### Material supplied ###

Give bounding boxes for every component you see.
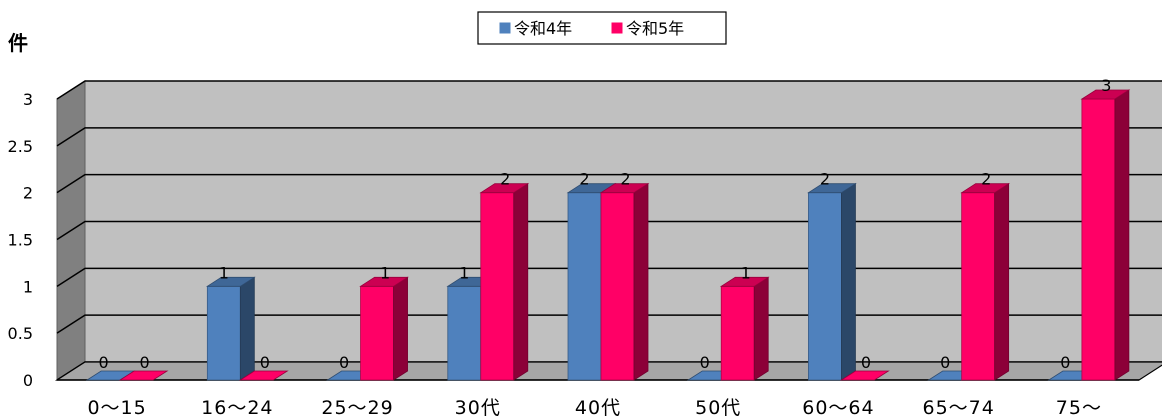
x-tick-label: 50代 [695, 397, 741, 419]
bar-flat [118, 370, 169, 381]
bar-top [807, 183, 857, 194]
y-tick-label: 2 [23, 184, 33, 203]
y-tick-label: 0.5 [8, 324, 33, 343]
bar-front [600, 192, 635, 381]
bar-side [633, 182, 649, 381]
gridline [56, 173, 1162, 194]
bar-top [1080, 89, 1131, 100]
gridline [56, 127, 1162, 147]
data-label: 2 [820, 170, 830, 189]
bar-front [720, 285, 755, 381]
bar-flat [840, 370, 890, 381]
bar-side [513, 182, 529, 381]
bar-r5 [1080, 89, 1131, 381]
data-label: 0 [1060, 353, 1070, 372]
data-label: 0 [861, 353, 871, 372]
x-tick-label: 25～29 [321, 397, 393, 419]
bar-front [961, 192, 996, 381]
bar-side [239, 276, 255, 381]
gridline [56, 267, 1162, 287]
legend-swatch-r5 [611, 22, 623, 34]
bar-top [960, 183, 1011, 194]
data-label: 2 [500, 170, 510, 189]
bar-side [1114, 89, 1130, 381]
bar-top [205, 276, 256, 287]
y-axis-title: 件 [8, 31, 28, 55]
data-label: 1 [380, 263, 390, 282]
data-label: 0 [700, 353, 710, 372]
x-tick-label: 16～24 [201, 397, 273, 419]
legend: 令和4年 令和5年 [477, 11, 727, 45]
x-tick-label: 30代 [455, 397, 501, 419]
bar-front [808, 192, 842, 381]
x-tick-label: 65～74 [922, 397, 994, 419]
bar-r4 [807, 182, 857, 381]
data-label: 0 [140, 353, 150, 372]
x-tick-label: 0～15 [87, 397, 146, 419]
bar-front [1081, 98, 1116, 381]
bar-front [567, 192, 602, 381]
bar-side [841, 182, 856, 381]
y-tick-label: 1.5 [8, 231, 33, 250]
bar-flat [238, 370, 289, 381]
data-label: 0 [99, 353, 109, 372]
x-tick-label: 40代 [575, 397, 621, 419]
bar-front [206, 285, 241, 381]
bars [85, 89, 1131, 381]
y-tick-label: 3 [23, 90, 33, 109]
data-label: 1 [219, 263, 229, 282]
bar-top [359, 276, 409, 287]
bar-r5 [359, 276, 409, 381]
gridline [56, 314, 1162, 334]
data-label: 2 [981, 170, 991, 189]
data-label: 0 [260, 353, 270, 372]
data-label: 1 [459, 263, 469, 282]
bar-r5 [840, 370, 890, 381]
bar-r5 [118, 370, 169, 381]
bar-r4 [205, 276, 256, 381]
legend-box [477, 11, 727, 45]
data-label: 1 [741, 263, 751, 282]
bar-r5 [719, 276, 770, 381]
legend-label: 令和4年 [514, 19, 572, 38]
bar-top [719, 276, 770, 287]
legend-swatch-r4 [499, 22, 511, 34]
bar-front [480, 192, 515, 381]
y-tick-label: 0 [23, 371, 33, 390]
bar-r5 [238, 370, 289, 381]
bar-side [753, 276, 769, 381]
y-tick-label: 2.5 [8, 137, 33, 156]
bar-side [393, 276, 408, 381]
data-label: 0 [339, 353, 349, 372]
legend-label: 令和5年 [626, 19, 684, 38]
bar-top [599, 183, 650, 194]
bar-front [447, 285, 482, 381]
bar-top [479, 183, 530, 194]
gridline [56, 80, 1162, 100]
data-label: 3 [1101, 76, 1111, 95]
bar-front [360, 285, 394, 381]
data-label: 0 [940, 353, 950, 372]
x-axis: 0～15 16～24 25～29 30代 40代 50代 60～64 65～74 75～ [87, 397, 1102, 419]
bar-r5 [479, 182, 530, 381]
gridline [56, 220, 1162, 241]
bar-side [994, 182, 1010, 381]
data-labels: 0 0 1 0 0 1 1 2 2 2 0 1 2 0 0 2 0 3 [99, 76, 1112, 372]
y-axis: 件 0 0.5 1 1.5 2 2.5 3 [8, 31, 33, 390]
bar-r5 [960, 182, 1011, 381]
y-tick-label: 1 [23, 277, 33, 296]
x-tick-label: 60～64 [802, 397, 874, 419]
data-label: 2 [620, 170, 630, 189]
bar-r5 [599, 182, 650, 381]
x-tick-label: 75～ [1056, 397, 1102, 419]
data-label: 2 [579, 170, 589, 189]
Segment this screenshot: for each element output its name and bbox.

###

### What you need to do
Rewrite the material above, changing every "gridline" to "grid-line" and keeping everything else the same. Omit the picture from your answer.

### Response below
Give bounding boxes for every component you see.
x-tick-label: 50代 [695, 397, 741, 419]
bar-flat [118, 370, 169, 381]
bar-top [807, 183, 857, 194]
y-tick-label: 2 [23, 184, 33, 203]
y-tick-label: 0.5 [8, 324, 33, 343]
bar-front [600, 192, 635, 381]
bar-side [633, 182, 649, 381]
grid-line [56, 173, 1162, 194]
bar-top [1080, 89, 1131, 100]
grid-line [56, 127, 1162, 147]
data-label: 2 [820, 170, 830, 189]
bar-front [720, 285, 755, 381]
bar-flat [840, 370, 890, 381]
bar-side [513, 182, 529, 381]
bar-r5 [1080, 89, 1131, 381]
data-label: 0 [1060, 353, 1070, 372]
data-label: 0 [861, 353, 871, 372]
x-tick-label: 25～29 [321, 397, 393, 419]
bar-front [961, 192, 996, 381]
bar-side [239, 276, 255, 381]
grid-line [56, 267, 1162, 287]
legend-swatch-r5 [611, 22, 623, 34]
bar-top [960, 183, 1011, 194]
data-label: 2 [500, 170, 510, 189]
bar-side [1114, 89, 1130, 381]
bar-top [205, 276, 256, 287]
y-axis-title: 件 [8, 31, 28, 55]
data-label: 1 [380, 263, 390, 282]
data-label: 0 [700, 353, 710, 372]
x-tick-label: 16～24 [201, 397, 273, 419]
legend: 令和4年 令和5年 [477, 11, 727, 45]
x-tick-label: 30代 [455, 397, 501, 419]
bar-front [808, 192, 842, 381]
x-tick-label: 65～74 [922, 397, 994, 419]
bar-r4 [807, 182, 857, 381]
data-label: 0 [140, 353, 150, 372]
x-tick-label: 0～15 [87, 397, 146, 419]
bar-front [1081, 98, 1116, 381]
bar-front [567, 192, 602, 381]
bar-side [841, 182, 856, 381]
y-tick-label: 1.5 [8, 231, 33, 250]
bar-flat [238, 370, 289, 381]
data-label: 0 [99, 353, 109, 372]
x-tick-label: 40代 [575, 397, 621, 419]
bar-front [206, 285, 241, 381]
bars [85, 89, 1131, 381]
y-tick-label: 3 [23, 90, 33, 109]
data-label: 1 [219, 263, 229, 282]
bar-top [359, 276, 409, 287]
bar-r5 [359, 276, 409, 381]
grid-line [56, 314, 1162, 334]
data-label: 2 [981, 170, 991, 189]
data-label: 0 [260, 353, 270, 372]
data-label: 1 [459, 263, 469, 282]
bar-r5 [840, 370, 890, 381]
bar-r5 [118, 370, 169, 381]
bar-r4 [205, 276, 256, 381]
legend-box [477, 11, 727, 45]
data-label: 1 [741, 263, 751, 282]
bar-r5 [719, 276, 770, 381]
legend-label: 令和4年 [514, 19, 572, 38]
bar-top [719, 276, 770, 287]
legend-swatch-r4 [499, 22, 511, 34]
bar-front [480, 192, 515, 381]
y-tick-label: 0 [23, 371, 33, 390]
bar-r5 [238, 370, 289, 381]
bar-side [753, 276, 769, 381]
y-tick-label: 2.5 [8, 137, 33, 156]
bar-side [393, 276, 408, 381]
data-label: 0 [339, 353, 349, 372]
legend-label: 令和5年 [626, 19, 684, 38]
bar-top [599, 183, 650, 194]
bar-front [447, 285, 482, 381]
bar-top [479, 183, 530, 194]
grid-line [56, 80, 1162, 100]
data-label: 3 [1101, 76, 1111, 95]
bar-front [360, 285, 394, 381]
data-label: 0 [940, 353, 950, 372]
x-axis: 0～15 16～24 25～29 30代 40代 50代 60～64 65～74 75～ [87, 397, 1102, 419]
bar-r5 [479, 182, 530, 381]
grid-line [56, 220, 1162, 241]
bar-side [994, 182, 1010, 381]
data-labels: 0 0 1 0 0 1 1 2 2 2 0 1 2 0 0 2 0 3 [99, 76, 1112, 372]
y-axis: 件 0 0.5 1 1.5 2 2.5 3 [8, 31, 33, 390]
bar-r5 [960, 182, 1011, 381]
y-tick-label: 1 [23, 277, 33, 296]
x-tick-label: 60～64 [802, 397, 874, 419]
data-label: 2 [620, 170, 630, 189]
bar-r5 [599, 182, 650, 381]
x-tick-label: 75～ [1056, 397, 1102, 419]
data-label: 2 [579, 170, 589, 189]
Segment this screenshot: for each element output its name and bbox.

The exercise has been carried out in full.